■ DIRECTIVE:
Output the material below in its entirety, exactly as given.

Data excerpts:
■ ■ ■ ■

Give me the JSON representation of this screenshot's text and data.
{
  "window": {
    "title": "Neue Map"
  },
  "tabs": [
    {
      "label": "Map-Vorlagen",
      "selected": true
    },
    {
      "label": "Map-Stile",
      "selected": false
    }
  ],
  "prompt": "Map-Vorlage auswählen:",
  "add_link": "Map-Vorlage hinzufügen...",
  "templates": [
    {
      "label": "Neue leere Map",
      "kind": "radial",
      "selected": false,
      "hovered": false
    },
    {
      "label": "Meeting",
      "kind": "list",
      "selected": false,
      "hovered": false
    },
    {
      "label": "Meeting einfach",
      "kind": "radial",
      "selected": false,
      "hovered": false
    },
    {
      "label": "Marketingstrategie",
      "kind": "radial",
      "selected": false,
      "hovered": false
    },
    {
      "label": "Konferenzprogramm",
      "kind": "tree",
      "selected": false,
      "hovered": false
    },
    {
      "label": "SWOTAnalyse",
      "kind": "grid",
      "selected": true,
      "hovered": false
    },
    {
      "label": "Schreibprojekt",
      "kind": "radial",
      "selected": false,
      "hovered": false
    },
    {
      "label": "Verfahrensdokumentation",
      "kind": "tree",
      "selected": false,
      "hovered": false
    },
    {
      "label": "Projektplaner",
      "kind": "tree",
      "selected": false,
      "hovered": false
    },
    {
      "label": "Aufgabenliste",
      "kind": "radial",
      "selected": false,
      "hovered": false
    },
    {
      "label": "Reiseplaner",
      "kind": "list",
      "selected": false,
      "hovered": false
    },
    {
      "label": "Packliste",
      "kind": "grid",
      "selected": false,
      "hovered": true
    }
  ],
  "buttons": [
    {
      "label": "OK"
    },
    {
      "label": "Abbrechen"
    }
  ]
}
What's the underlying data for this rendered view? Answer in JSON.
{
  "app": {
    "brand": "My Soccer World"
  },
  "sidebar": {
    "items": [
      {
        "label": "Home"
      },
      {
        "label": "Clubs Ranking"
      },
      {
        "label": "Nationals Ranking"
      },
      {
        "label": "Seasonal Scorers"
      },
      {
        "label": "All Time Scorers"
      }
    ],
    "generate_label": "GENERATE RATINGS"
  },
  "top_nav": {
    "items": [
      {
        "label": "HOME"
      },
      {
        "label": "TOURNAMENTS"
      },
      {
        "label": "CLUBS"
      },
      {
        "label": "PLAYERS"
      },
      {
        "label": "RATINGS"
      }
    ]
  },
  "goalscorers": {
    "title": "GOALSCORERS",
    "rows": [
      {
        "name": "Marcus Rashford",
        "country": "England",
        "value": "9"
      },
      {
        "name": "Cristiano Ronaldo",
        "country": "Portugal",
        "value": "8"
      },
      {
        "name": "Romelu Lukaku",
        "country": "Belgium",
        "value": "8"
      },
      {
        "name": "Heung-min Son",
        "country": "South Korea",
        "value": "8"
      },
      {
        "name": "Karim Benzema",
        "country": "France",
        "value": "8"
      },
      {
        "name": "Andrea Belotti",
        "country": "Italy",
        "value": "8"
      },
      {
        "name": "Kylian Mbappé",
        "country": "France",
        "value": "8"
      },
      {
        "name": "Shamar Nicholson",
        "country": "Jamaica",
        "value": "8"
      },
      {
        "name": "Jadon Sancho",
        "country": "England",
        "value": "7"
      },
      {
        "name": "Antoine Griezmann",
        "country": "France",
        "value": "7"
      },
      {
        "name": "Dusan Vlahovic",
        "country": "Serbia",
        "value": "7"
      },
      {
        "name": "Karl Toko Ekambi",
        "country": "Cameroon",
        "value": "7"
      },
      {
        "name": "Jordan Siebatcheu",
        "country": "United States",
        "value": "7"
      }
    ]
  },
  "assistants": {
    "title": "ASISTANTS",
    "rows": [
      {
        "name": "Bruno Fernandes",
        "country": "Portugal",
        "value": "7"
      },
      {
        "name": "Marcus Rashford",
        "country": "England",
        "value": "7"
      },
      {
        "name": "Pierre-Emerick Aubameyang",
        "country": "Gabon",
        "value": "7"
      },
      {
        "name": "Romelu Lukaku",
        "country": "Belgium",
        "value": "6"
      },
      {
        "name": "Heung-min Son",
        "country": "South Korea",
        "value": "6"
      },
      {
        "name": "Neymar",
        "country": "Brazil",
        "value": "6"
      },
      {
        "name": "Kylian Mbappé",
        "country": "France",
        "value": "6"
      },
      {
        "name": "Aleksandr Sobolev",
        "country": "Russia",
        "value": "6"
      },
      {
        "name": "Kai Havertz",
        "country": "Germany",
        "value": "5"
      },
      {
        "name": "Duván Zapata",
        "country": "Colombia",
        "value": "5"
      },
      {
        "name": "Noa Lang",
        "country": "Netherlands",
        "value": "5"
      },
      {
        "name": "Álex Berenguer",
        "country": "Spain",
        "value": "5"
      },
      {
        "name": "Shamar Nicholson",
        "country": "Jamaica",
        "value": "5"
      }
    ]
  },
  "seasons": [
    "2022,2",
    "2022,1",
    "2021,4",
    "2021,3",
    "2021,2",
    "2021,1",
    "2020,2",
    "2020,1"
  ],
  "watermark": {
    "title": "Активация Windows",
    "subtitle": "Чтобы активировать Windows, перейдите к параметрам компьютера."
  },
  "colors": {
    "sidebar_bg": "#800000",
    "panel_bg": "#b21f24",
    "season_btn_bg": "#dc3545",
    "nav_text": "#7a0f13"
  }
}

■ ■ ■ ■

■ COMPLETE RESPONSE:
Give me the JSON representation of this screenshot's text and data.
{
  "window": {
    "title": "Neue Map"
  },
  "tabs": [
    {
      "label": "Map-Vorlagen",
      "selected": true
    },
    {
      "label": "Map-Stile",
      "selected": false
    }
  ],
  "prompt": "Map-Vorlage auswählen:",
  "add_link": "Map-Vorlage hinzufügen...",
  "templates": [
    {
      "label": "Neue leere Map",
      "kind": "radial",
      "selected": false,
      "hovered": false
    },
    {
      "label": "Meeting",
      "kind": "list",
      "selected": false,
      "hovered": false
    },
    {
      "label": "Meeting einfach",
      "kind": "radial",
      "selected": false,
      "hovered": false
    },
    {
      "label": "Marketingstrategie",
      "kind": "radial",
      "selected": false,
      "hovered": false
    },
    {
      "label": "Konferenzprogramm",
      "kind": "tree",
      "selected": false,
      "hovered": false
    },
    {
      "label": "SWOTAnalyse",
      "kind": "grid",
      "selected": true,
      "hovered": false
    },
    {
      "label": "Schreibprojekt",
      "kind": "radial",
      "selected": false,
      "hovered": false
    },
    {
      "label": "Verfahrensdokumentation",
      "kind": "tree",
      "selected": false,
      "hovered": false
    },
    {
      "label": "Projektplaner",
      "kind": "tree",
      "selected": false,
      "hovered": false
    },
    {
      "label": "Aufgabenliste",
      "kind": "radial",
      "selected": false,
      "hovered": false
    },
    {
      "label": "Reiseplaner",
      "kind": "list",
      "selected": false,
      "hovered": false
    },
    {
      "label": "Packliste",
      "kind": "grid",
      "selected": false,
      "hovered": true
    }
  ],
  "buttons": [
    {
      "label": "OK"
    },
    {
      "label": "Abbrechen"
    }
  ]
}
What's the underlying data for this rendered view? Answer in JSON.
{
  "app": {
    "brand": "My Soccer World"
  },
  "sidebar": {
    "items": [
      {
        "label": "Home"
      },
      {
        "label": "Clubs Ranking"
      },
      {
        "label": "Nationals Ranking"
      },
      {
        "label": "Seasonal Scorers"
      },
      {
        "label": "All Time Scorers"
      }
    ],
    "generate_label": "GENERATE RATINGS"
  },
  "top_nav": {
    "items": [
      {
        "label": "HOME"
      },
      {
        "label": "TOURNAMENTS"
      },
      {
        "label": "CLUBS"
      },
      {
        "label": "PLAYERS"
      },
      {
        "label": "RATINGS"
      }
    ]
  },
  "goalscorers": {
    "title": "GOALSCORERS",
    "rows": [
      {
        "name": "Marcus Rashford",
        "country": "England",
        "value": "9"
      },
      {
        "name": "Cristiano Ronaldo",
        "country": "Portugal",
        "value": "8"
      },
      {
        "name": "Romelu Lukaku",
        "country": "Belgium",
        "value": "8"
      },
      {
        "name": "Heung-min Son",
        "country": "South Korea",
        "value": "8"
      },
      {
        "name": "Karim Benzema",
        "country": "France",
        "value": "8"
      },
      {
        "name": "Andrea Belotti",
        "country": "Italy",
        "value": "8"
      },
      {
        "name": "Kylian Mbappé",
        "country": "France",
        "value": "8"
      },
      {
        "name": "Shamar Nicholson",
        "country": "Jamaica",
        "value": "8"
      },
      {
        "name": "Jadon Sancho",
        "country": "England",
        "value": "7"
      },
      {
        "name": "Antoine Griezmann",
        "country": "France",
        "value": "7"
      },
      {
        "name": "Dusan Vlahovic",
        "country": "Serbia",
        "value": "7"
      },
      {
        "name": "Karl Toko Ekambi",
        "country": "Cameroon",
        "value": "7"
      },
      {
        "name": "Jordan Siebatcheu",
        "country": "United States",
        "value": "7"
      }
    ]
  },
  "assistants": {
    "title": "ASISTANTS",
    "rows": [
      {
        "name": "Bruno Fernandes",
        "country": "Portugal",
        "value": "7"
      },
      {
        "name": "Marcus Rashford",
        "country": "England",
        "value": "7"
      },
      {
        "name": "Pierre-Emerick Aubameyang",
        "country": "Gabon",
        "value": "7"
      },
      {
        "name": "Romelu Lukaku",
        "country": "Belgium",
        "value": "6"
      },
      {
        "name": "Heung-min Son",
        "country": "South Korea",
        "value": "6"
      },
      {
        "name": "Neymar",
        "country": "Brazil",
        "value": "6"
      },
      {
        "name": "Kylian Mbappé",
        "country": "France",
        "value": "6"
      },
      {
        "name": "Aleksandr Sobolev",
        "country": "Russia",
        "value": "6"
      },
      {
        "name": "Kai Havertz",
        "country": "Germany",
        "value": "5"
      },
      {
        "name": "Duván Zapata",
        "country": "Colombia",
        "value": "5"
      },
      {
        "name": "Noa Lang",
        "country": "Netherlands",
        "value": "5"
      },
      {
        "name": "Álex Berenguer",
        "country": "Spain",
        "value": "5"
      },
      {
        "name": "Shamar Nicholson",
        "country": "Jamaica",
        "value": "5"
      }
    ]
  },
  "seasons": [
    "2022,2",
    "2022,1",
    "2021,4",
    "2021,3",
    "2021,2",
    "2021,1",
    "2020,2",
    "2020,1"
  ],
  "watermark": {
    "title": "Активация Windows",
    "subtitle": "Чтобы активировать Windows, перейдите к параметрам компьютера."
  },
  "colors": {
    "sidebar_bg": "#800000",
    "panel_bg": "#b21f24",
    "season_btn_bg": "#dc3545",
    "nav_text": "#7a0f13"
  }
}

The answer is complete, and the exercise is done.